→ Work to do:
Look through the records that follow. Copy every line containing the word "arrow".

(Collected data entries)
[Begin]

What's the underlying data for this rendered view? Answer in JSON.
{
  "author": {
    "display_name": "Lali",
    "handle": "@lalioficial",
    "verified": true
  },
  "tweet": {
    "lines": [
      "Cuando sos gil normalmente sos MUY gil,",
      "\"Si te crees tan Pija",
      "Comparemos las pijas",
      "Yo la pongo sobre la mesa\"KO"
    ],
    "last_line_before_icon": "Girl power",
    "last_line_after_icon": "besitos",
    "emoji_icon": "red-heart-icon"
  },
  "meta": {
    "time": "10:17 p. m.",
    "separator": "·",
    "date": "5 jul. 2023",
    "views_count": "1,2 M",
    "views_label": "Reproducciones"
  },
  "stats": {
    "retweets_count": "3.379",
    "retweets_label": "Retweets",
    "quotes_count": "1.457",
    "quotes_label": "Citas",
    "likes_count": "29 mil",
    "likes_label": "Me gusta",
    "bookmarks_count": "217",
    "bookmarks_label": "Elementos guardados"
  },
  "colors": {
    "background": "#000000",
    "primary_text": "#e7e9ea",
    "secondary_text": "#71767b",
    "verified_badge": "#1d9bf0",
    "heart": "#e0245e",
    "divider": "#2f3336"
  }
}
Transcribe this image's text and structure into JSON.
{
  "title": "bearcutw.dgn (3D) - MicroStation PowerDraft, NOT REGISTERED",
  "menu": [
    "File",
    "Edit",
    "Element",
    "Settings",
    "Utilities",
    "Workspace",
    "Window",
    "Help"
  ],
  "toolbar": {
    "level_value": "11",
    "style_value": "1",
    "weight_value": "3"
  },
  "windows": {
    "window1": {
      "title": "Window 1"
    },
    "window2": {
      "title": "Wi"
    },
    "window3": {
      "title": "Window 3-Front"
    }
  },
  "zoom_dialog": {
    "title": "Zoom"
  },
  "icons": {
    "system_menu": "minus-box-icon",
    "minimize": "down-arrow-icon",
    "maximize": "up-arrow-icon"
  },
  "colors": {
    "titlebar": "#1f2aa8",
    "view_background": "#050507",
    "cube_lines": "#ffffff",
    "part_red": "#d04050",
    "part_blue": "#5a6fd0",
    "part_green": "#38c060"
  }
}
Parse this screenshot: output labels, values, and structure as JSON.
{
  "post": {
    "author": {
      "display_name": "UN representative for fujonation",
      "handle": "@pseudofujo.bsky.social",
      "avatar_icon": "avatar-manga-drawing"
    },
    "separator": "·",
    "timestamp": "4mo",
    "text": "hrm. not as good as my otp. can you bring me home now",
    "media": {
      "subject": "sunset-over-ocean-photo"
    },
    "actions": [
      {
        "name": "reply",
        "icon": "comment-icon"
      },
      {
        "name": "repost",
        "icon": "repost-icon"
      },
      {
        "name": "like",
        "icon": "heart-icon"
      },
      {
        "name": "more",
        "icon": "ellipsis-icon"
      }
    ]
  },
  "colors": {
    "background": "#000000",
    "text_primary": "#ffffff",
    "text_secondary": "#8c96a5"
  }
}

[End]

→ Answer for this exercise:
    "minimize": "down-arrow-icon",
    "maximize": "up-arrow-icon"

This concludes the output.